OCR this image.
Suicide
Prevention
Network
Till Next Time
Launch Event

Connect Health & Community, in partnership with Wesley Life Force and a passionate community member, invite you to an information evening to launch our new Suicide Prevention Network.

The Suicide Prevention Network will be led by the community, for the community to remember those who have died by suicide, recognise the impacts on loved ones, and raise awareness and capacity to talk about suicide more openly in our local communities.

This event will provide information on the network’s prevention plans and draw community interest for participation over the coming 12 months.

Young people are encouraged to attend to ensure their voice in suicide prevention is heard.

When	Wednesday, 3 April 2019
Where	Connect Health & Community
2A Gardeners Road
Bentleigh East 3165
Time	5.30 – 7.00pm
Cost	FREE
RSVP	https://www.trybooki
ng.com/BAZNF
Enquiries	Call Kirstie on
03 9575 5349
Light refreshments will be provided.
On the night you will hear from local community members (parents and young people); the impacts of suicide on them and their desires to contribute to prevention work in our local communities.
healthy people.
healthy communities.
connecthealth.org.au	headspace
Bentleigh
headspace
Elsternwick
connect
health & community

(Task goal): Tally the lines of the listing that include "communities". Reply with nothing but the count.

(The output): 3